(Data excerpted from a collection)
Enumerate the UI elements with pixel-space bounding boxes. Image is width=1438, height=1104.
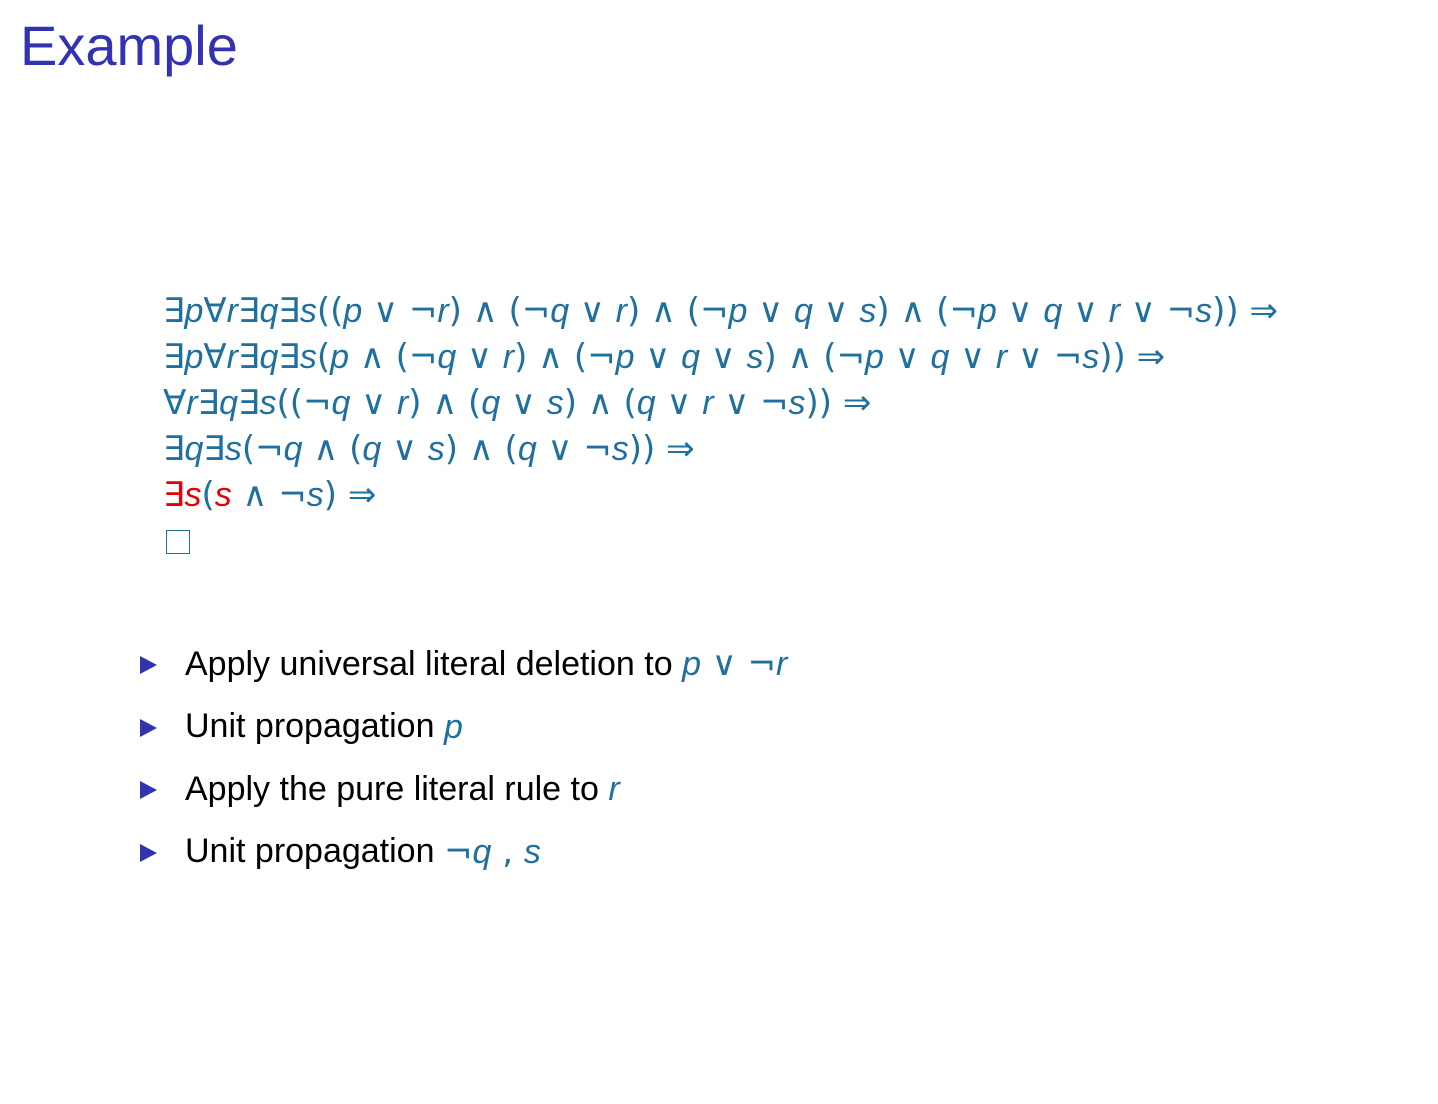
- triangle-bullet-icon: [140, 718, 157, 737]
- derivation-line-4: ∃q∃s(¬q ∧ (q ∨ s) ∧ (q ∨ ¬s)) ⇒: [163, 429, 695, 469]
- bullet-math: p ∨ ¬r: [682, 644, 788, 685]
- bullet-text: Unit propagation: [185, 832, 435, 871]
- derivation-line-5: ∃s(s ∧ ¬s) ⇒: [163, 475, 377, 515]
- bullet-item: Unit propagation p: [140, 696, 787, 759]
- bullet-math: ¬q , s: [443, 831, 541, 872]
- derivation-line-6: [163, 518, 1278, 564]
- bullet-math: p: [443, 707, 463, 746]
- triangle-bullet-icon: [140, 843, 157, 862]
- bullet-item: Apply the pure literal rule to r: [140, 758, 787, 821]
- bullet-text: Apply universal literal deletion to: [185, 644, 673, 683]
- triangle-bullet-icon: [140, 656, 157, 675]
- derivation-block: ∃p∀r∃q∃s((p ∨ ¬r) ∧ (¬q ∨ r) ∧ (¬p ∨ q ∨…: [163, 288, 1278, 564]
- bullet-math: r: [608, 770, 620, 809]
- derivation-line-3: ∀r∃q∃s((¬q ∨ r) ∧ (q ∨ s) ∧ (q ∨ r ∨ ¬s)…: [163, 383, 872, 423]
- derivation-line-1: ∃p∀r∃q∃s((p ∨ ¬r) ∧ (¬q ∨ r) ∧ (¬p ∨ q ∨…: [163, 291, 1278, 331]
- derivation-line-2: ∃p∀r∃q∃s(p ∧ (¬q ∨ r) ∧ (¬p ∨ q ∨ s) ∧ (…: [163, 337, 1166, 377]
- bullet-list: Apply universal literal deletion to p ∨ …: [140, 633, 787, 883]
- bullet-text: Apply the pure literal rule to: [185, 769, 599, 808]
- bullet-text: Unit propagation: [185, 707, 435, 746]
- qed-box-icon: [166, 530, 190, 554]
- slide-title: Example: [20, 14, 238, 77]
- triangle-bullet-icon: [140, 781, 157, 800]
- bullet-item: Unit propagation ¬q , s: [140, 821, 787, 884]
- bullet-item: Apply universal literal deletion to p ∨ …: [140, 633, 787, 696]
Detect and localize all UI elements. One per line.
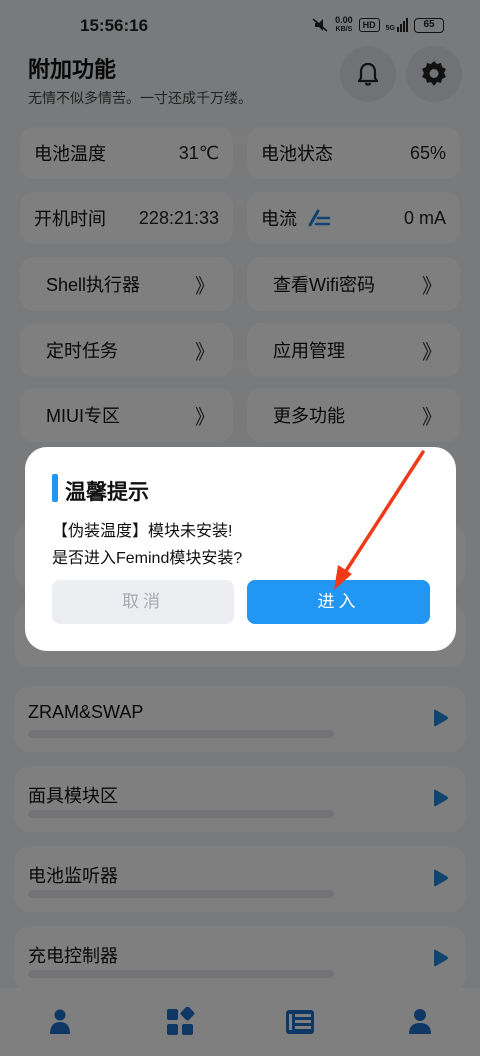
dialog-title: 温馨提示 xyxy=(65,481,149,504)
warning-dialog: 温馨提示 【伪装温度】模块未安装! 是否进入Femind模块安装? 取消 进入 xyxy=(25,447,456,651)
dialog-accent-bar xyxy=(52,474,58,502)
dialog-message: 【伪装温度】模块未安装! 是否进入Femind模块安装? xyxy=(52,518,242,572)
enter-button[interactable]: 进入 xyxy=(247,580,430,624)
dialog-message-line2: 是否进入Femind模块安装? xyxy=(52,550,243,567)
dialog-message-line1: 【伪装温度】模块未安装! xyxy=(52,523,233,540)
cancel-button[interactable]: 取消 xyxy=(52,580,234,624)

→ Instruction: Count the lines of the data above that contain the string "universal", treating uppercase and lowercase as different. Give only the number.

→ Result of the task: 3